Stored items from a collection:
►
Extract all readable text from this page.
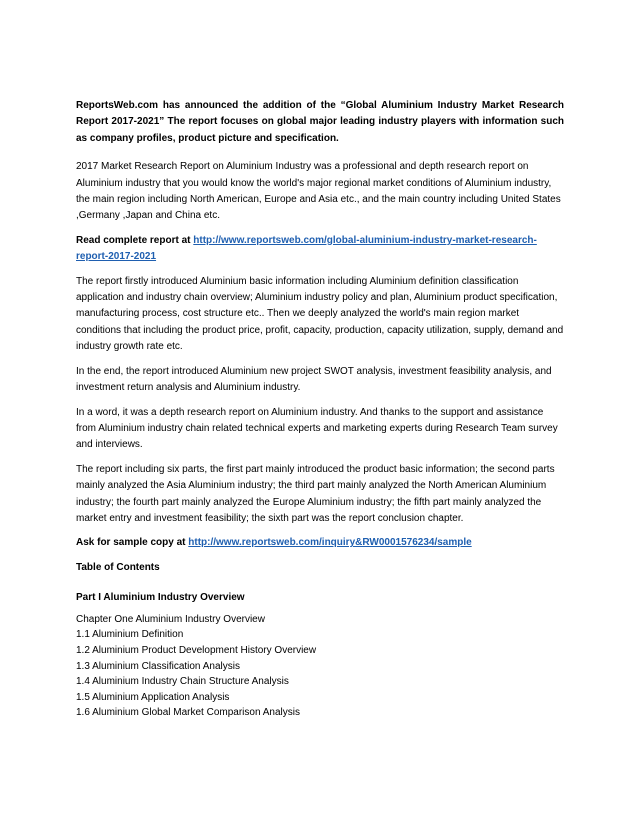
ReportsWeb.com has announced the addition of the “Global Aluminium Industry Market Research Report 2017-2021” The report focuses on global major leading industry players with information such as company profiles, product picture and specification.

2017 Market Research Report on Aluminium Industry was a professional and depth research report on Aluminium industry that you would know the world's major regional market conditions of Aluminium industry, the main region including North American, Europe and Asia etc., and the main country including United States ,Germany ,Japan and China etc.

Read complete report at http://www.reportsweb.com/global-aluminium-industry-market-research-report-2017-2021

The report firstly introduced Aluminium basic information including Aluminium definition classification application and industry chain overview; Aluminium industry policy and plan, Aluminium product specification, manufacturing process, cost structure etc.. Then we deeply analyzed the world's main region market conditions that including the product price, profit, capacity, production, capacity utilization, supply, demand and industry growth rate etc.

In the end, the report introduced Aluminium new project SWOT analysis, investment feasibility analysis, and investment return analysis and Aluminium industry.

In a word, it was a depth research report on Aluminium industry. And thanks to the support and assistance from Aluminium industry chain related technical experts and marketing experts during Research Team survey and interviews.

The report including six parts, the first part mainly introduced the product basic information; the second parts mainly analyzed the Asia Aluminium industry; the third part mainly analyzed the North American Aluminium industry; the fourth part mainly analyzed the Europe Aluminium industry; the fifth part mainly analyzed the market entry and investment feasibility; the sixth part was the report conclusion chapter.

Ask for sample copy at http://www.reportsweb.com/inquiry&RW0001576234/sample

Table of Contents
Part I Aluminium Industry Overview
Chapter One Aluminium Industry Overview
1.1 Aluminium Definition
1.2 Aluminium Product Development History Overview
1.3 Aluminium Classification Analysis
1.4 Aluminium Industry Chain Structure Analysis
1.5 Aluminium Application Analysis
1.6 Aluminium Global Market Comparison Analysis
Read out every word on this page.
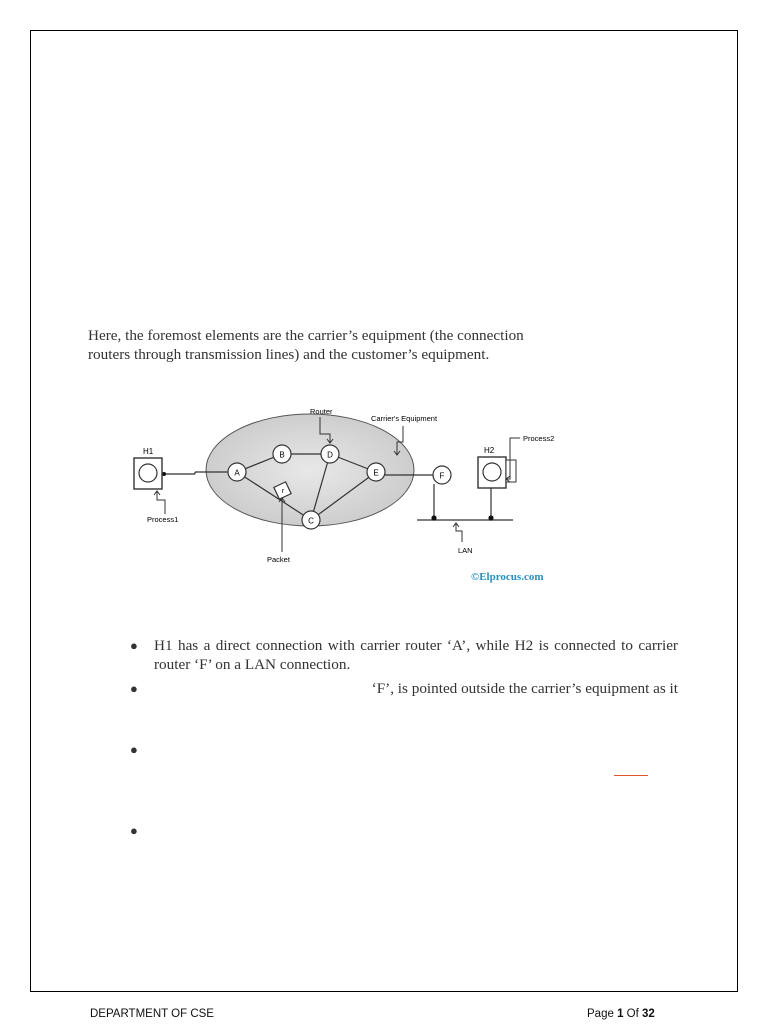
Here, the foremost elements are the carrier’s equipment (the connection
routers through transmission lines) and the customer’s equipment.
A
B
C
D
E	F
r
H1	H2
Router
Carrier's Equipment
Process1
Process2
Packet
LAN
©Elprocus.com
● H1 has a direct connection with carrier router ‘A’, while H2 is connected to carrier router ‘F’ on a LAN connection.
●	‘F’, is pointed outside the carrier’s equipment as it
●
●
DEPARTMENT OF CSE	Page 1 Of 32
◄
Aim – Leave out the pictures, and extract exactly the lines from the one with "Read out every word on this page." through the end of the records, both ends included.

Final result –
Read out every word on this page.
Here, the foremost elements are the carrier’s equipment (the connection
routers through transmission lines) and the customer’s equipment.
A
B
C
D
E	F
r
H1	H2
Router
Carrier's Equipment
Process1
Process2
Packet
LAN
©Elprocus.com
● H1 has a direct connection with carrier router ‘A’, while H2 is connected to carrier router ‘F’ on a LAN connection.
●	‘F’, is pointed outside the carrier’s equipment as it
●
●
DEPARTMENT OF CSE	Page 1 Of 32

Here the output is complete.